## BEGIN
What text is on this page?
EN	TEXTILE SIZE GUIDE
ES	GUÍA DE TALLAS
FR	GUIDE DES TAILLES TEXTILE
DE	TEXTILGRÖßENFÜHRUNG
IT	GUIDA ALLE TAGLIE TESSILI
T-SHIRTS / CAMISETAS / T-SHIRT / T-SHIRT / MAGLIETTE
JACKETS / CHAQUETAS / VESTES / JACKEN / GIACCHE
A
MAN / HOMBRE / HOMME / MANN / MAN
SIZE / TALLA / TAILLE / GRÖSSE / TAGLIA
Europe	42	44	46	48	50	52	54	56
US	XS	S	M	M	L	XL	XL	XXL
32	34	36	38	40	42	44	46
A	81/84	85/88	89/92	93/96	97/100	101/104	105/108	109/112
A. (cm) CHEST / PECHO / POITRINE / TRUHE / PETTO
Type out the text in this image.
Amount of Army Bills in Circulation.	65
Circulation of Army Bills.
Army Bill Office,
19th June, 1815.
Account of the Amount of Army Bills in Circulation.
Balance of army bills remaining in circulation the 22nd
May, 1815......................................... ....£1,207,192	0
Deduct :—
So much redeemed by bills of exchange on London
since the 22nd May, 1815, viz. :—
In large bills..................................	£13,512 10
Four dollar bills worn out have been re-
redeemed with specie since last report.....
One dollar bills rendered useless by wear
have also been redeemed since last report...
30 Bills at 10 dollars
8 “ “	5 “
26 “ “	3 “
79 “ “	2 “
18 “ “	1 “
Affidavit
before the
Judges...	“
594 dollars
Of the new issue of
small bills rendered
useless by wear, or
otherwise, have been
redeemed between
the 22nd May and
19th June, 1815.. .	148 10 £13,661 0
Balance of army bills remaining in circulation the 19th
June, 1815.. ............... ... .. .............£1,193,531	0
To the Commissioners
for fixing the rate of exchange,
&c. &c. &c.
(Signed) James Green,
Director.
## END
*GIVEN PROBLEM*. Exactly reproduce every line found in the records.

*IN RESPONSE*.
What text is on this page?
EN	TEXTILE SIZE GUIDE
ES	GUÍA DE TALLAS
FR	GUIDE DES TAILLES TEXTILE
DE	TEXTILGRÖßENFÜHRUNG
IT	GUIDA ALLE TAGLIE TESSILI
T-SHIRTS / CAMISETAS / T-SHIRT / T-SHIRT / MAGLIETTE
JACKETS / CHAQUETAS / VESTES / JACKEN / GIACCHE
A
MAN / HOMBRE / HOMME / MANN / MAN
SIZE / TALLA / TAILLE / GRÖSSE / TAGLIA
Europe	42	44	46	48	50	52	54	56
US	XS	S	M	M	L	XL	XL	XXL
32	34	36	38	40	42	44	46
A	81/84	85/88	89/92	93/96	97/100	101/104	105/108	109/112
A. (cm) CHEST / PECHO / POITRINE / TRUHE / PETTO
Type out the text in this image.
Amount of Army Bills in Circulation.	65
Circulation of Army Bills.
Army Bill Office,
19th June, 1815.
Account of the Amount of Army Bills in Circulation.
Balance of army bills remaining in circulation the 22nd
May, 1815......................................... ....£1,207,192	0
Deduct :—
So much redeemed by bills of exchange on London
since the 22nd May, 1815, viz. :—
In large bills..................................	£13,512 10
Four dollar bills worn out have been re-
redeemed with specie since last report.....
One dollar bills rendered useless by wear
have also been redeemed since last report...
30 Bills at 10 dollars
8 “ “	5 “
26 “ “	3 “
79 “ “	2 “
18 “ “	1 “
Affidavit
before the
Judges...	“
594 dollars
Of the new issue of
small bills rendered
useless by wear, or
otherwise, have been
redeemed between
the 22nd May and
19th June, 1815.. .	148 10 £13,661 0
Balance of army bills remaining in circulation the 19th
June, 1815.. ............... ... .. .............£1,193,531	0
To the Commissioners
for fixing the rate of exchange,
&c. &c. &c.
(Signed) James Green,
Director.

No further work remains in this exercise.